»»

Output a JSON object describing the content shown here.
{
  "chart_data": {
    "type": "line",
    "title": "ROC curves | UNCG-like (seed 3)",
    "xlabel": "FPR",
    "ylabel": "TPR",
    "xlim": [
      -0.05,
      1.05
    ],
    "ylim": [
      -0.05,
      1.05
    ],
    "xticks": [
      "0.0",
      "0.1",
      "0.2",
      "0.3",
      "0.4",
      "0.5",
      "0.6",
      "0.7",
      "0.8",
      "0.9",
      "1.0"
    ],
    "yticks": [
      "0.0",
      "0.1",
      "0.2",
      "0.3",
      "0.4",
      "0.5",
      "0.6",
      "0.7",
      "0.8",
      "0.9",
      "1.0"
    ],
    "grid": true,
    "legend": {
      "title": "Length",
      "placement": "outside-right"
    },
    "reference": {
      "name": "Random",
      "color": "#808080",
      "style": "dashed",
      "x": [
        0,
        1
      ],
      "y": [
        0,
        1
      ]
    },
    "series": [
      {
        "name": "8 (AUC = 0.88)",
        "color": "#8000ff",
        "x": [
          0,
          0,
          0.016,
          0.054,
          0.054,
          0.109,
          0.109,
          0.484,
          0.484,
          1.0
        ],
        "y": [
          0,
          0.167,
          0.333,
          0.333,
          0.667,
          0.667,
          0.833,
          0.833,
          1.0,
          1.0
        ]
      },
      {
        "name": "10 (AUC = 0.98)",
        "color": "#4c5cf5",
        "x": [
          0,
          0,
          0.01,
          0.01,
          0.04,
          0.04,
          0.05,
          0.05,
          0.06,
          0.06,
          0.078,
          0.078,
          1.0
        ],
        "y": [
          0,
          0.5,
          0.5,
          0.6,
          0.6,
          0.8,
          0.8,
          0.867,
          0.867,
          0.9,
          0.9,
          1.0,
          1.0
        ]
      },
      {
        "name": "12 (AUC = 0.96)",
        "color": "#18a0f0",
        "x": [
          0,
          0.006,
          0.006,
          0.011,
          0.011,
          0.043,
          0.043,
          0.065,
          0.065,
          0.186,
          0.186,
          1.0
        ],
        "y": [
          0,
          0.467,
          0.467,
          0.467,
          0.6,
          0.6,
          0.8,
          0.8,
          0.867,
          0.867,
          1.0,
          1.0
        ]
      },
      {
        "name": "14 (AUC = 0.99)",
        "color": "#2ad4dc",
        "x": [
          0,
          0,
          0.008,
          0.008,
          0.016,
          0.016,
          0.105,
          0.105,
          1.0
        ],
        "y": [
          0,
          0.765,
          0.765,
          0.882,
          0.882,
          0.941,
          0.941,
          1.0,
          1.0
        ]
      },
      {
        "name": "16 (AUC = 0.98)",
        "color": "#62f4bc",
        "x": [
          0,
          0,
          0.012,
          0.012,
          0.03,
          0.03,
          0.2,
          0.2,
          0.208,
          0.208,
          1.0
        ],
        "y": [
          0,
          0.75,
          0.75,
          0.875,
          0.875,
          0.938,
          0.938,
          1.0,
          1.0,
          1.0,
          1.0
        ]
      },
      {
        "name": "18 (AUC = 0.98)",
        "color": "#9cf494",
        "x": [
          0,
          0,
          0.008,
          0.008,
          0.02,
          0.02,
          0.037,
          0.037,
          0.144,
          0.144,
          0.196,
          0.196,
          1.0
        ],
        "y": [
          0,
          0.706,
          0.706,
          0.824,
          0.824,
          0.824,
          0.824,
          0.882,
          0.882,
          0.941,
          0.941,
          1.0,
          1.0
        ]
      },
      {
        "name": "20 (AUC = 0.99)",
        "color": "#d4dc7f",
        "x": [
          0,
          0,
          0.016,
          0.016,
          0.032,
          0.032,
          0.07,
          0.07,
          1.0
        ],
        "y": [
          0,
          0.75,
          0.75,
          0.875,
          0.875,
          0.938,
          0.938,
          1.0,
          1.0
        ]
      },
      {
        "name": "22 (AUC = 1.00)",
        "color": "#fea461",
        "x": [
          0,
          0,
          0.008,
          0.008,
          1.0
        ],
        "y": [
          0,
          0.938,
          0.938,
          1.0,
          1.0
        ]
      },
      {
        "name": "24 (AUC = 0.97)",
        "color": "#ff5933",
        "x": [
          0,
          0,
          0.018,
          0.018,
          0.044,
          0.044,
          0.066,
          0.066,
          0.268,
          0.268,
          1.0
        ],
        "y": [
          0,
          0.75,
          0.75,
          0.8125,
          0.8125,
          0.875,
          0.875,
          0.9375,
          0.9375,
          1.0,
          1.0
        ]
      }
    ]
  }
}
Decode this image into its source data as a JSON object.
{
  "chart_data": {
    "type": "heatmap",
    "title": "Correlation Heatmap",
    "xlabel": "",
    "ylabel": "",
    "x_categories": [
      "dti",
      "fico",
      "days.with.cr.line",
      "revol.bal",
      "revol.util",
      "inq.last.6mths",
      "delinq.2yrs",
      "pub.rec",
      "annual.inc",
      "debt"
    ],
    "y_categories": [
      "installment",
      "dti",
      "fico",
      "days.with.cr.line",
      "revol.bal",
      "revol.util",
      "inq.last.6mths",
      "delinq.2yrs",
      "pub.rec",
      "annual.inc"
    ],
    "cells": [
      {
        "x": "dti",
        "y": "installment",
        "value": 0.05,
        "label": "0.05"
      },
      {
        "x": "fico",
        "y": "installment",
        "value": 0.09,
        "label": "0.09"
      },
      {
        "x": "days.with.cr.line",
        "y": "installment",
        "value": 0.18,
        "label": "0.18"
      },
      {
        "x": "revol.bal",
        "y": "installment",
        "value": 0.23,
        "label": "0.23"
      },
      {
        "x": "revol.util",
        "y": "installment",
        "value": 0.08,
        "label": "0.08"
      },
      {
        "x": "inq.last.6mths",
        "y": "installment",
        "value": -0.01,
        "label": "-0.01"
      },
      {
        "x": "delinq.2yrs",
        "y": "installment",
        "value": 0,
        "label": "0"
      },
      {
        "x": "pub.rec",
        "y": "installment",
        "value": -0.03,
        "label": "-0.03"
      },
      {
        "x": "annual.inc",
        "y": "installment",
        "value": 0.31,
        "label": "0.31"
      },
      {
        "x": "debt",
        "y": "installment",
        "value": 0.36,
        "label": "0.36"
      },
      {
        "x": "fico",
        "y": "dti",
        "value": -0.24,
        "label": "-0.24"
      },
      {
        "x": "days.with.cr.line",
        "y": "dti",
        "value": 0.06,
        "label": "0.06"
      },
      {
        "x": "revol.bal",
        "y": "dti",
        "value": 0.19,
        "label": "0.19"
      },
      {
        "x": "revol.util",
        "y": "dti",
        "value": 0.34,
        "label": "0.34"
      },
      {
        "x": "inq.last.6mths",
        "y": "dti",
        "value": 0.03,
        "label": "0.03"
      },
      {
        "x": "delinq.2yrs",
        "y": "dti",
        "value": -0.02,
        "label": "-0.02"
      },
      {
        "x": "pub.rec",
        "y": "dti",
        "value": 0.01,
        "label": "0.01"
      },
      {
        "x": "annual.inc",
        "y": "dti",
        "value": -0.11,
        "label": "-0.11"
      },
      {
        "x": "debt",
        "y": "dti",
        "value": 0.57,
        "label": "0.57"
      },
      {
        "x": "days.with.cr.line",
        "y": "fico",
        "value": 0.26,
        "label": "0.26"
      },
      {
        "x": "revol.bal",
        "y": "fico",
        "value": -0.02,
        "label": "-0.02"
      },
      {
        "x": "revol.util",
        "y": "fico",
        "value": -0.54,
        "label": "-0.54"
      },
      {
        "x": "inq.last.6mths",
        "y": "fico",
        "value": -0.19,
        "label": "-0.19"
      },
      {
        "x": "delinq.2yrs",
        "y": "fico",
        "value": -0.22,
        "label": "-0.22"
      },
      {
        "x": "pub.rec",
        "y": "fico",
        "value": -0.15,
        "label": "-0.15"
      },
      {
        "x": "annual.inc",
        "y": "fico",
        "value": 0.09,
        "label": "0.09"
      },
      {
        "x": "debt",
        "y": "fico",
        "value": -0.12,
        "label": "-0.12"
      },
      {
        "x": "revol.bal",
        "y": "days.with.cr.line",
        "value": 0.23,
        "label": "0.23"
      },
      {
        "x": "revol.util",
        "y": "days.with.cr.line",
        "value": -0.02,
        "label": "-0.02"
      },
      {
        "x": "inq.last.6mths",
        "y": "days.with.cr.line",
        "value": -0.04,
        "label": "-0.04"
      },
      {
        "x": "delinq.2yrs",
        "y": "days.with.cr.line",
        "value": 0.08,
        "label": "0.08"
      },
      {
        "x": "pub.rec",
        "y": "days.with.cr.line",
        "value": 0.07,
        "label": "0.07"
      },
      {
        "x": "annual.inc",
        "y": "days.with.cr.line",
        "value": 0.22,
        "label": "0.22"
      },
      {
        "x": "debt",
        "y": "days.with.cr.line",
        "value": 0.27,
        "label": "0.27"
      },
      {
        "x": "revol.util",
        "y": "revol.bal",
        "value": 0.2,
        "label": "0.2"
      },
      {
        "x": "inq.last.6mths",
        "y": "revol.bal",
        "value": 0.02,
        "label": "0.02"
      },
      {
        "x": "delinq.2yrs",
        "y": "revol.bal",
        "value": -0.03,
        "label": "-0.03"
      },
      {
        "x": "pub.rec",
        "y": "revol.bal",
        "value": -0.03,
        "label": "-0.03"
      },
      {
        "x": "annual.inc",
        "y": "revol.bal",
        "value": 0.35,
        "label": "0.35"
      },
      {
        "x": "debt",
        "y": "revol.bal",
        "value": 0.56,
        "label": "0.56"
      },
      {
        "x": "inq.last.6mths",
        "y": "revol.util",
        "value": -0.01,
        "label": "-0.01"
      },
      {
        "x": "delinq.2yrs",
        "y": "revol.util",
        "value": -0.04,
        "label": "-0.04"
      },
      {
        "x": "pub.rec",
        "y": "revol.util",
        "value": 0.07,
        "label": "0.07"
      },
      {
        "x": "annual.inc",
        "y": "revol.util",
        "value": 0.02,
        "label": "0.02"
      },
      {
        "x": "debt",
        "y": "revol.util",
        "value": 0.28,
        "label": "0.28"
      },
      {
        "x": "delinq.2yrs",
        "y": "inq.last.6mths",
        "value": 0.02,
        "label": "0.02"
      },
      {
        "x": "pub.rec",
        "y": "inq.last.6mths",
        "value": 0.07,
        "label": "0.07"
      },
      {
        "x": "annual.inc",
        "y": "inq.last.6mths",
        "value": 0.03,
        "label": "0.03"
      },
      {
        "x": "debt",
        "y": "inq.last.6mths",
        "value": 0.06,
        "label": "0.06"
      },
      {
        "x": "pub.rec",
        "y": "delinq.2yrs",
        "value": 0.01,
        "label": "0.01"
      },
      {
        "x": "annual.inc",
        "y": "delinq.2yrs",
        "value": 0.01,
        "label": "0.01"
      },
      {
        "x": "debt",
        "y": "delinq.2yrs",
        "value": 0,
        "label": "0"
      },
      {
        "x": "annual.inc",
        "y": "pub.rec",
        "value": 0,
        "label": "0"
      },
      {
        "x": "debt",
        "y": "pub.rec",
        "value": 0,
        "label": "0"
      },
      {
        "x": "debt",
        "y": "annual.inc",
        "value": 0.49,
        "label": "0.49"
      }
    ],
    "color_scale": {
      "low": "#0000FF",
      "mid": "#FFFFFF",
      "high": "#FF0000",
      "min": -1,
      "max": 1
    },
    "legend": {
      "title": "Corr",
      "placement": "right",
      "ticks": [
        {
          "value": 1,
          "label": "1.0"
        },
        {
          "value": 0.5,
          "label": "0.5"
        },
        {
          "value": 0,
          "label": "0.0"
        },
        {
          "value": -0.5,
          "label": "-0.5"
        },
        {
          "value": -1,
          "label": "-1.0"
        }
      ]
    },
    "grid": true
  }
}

««

__Your instructions__
Locate the word "placement" in the records above, and return each line that has it.

__Answer for the task__
      "placement": "outside-right"
      "placement": "right",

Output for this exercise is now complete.